# What you are asked to do:
Pull out every line below that contains the word "label".
START Information provided
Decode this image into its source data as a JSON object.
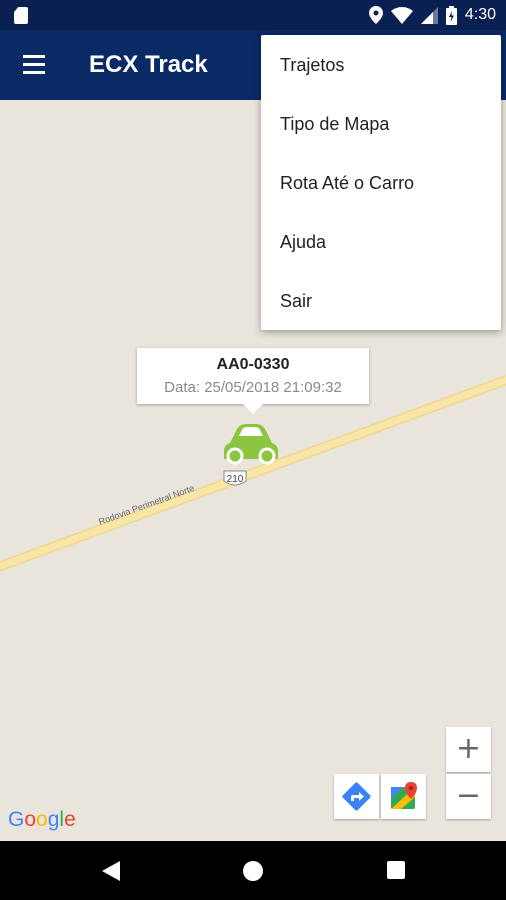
{
  "status_bar": {
    "time": "4:30"
  },
  "app_bar": {
    "title": "ECX Track"
  },
  "overflow_menu": {
    "items": [
      {
        "label": "Trajetos"
      },
      {
        "label": "Tipo de Mapa"
      },
      {
        "label": "Rota Até o Carro"
      },
      {
        "label": "Ajuda"
      },
      {
        "label": "Sair"
      }
    ]
  },
  "map": {
    "road_name": "Rodovia Perimetral Norte",
    "road_shield": "210",
    "vehicle": {
      "plate": "AA0-0330",
      "date": "Data: 25/05/2018 21:09:32",
      "color": "#8cc63f"
    },
    "zoom_in": "+",
    "zoom_out": "−",
    "attribution": {
      "G": "G",
      "o1": "o",
      "o2": "o",
      "g": "g",
      "l": "l",
      "e": "e"
    }
  },
  "colors": {
    "app_bar": "#0a2a66",
    "status_bar": "#0a1f52",
    "map_bg": "#e9e5dc",
    "road": "#f7e3a1"
  },
  "icons": {
    "status": [
      "sd-card-icon",
      "location-icon",
      "wifi-icon",
      "signal-icon",
      "battery-icon"
    ],
    "map_tools": [
      "directions-icon",
      "google-maps-icon"
    ],
    "nav": [
      "back-icon",
      "home-icon",
      "recents-icon"
    ]
  }
}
END Information provided
# Correct output:
        "label": "Trajetos"
        "label": "Tipo de Mapa"
        "label": "Rota Até o Carro"
        "label": "Ajuda"
        "label": "Sair"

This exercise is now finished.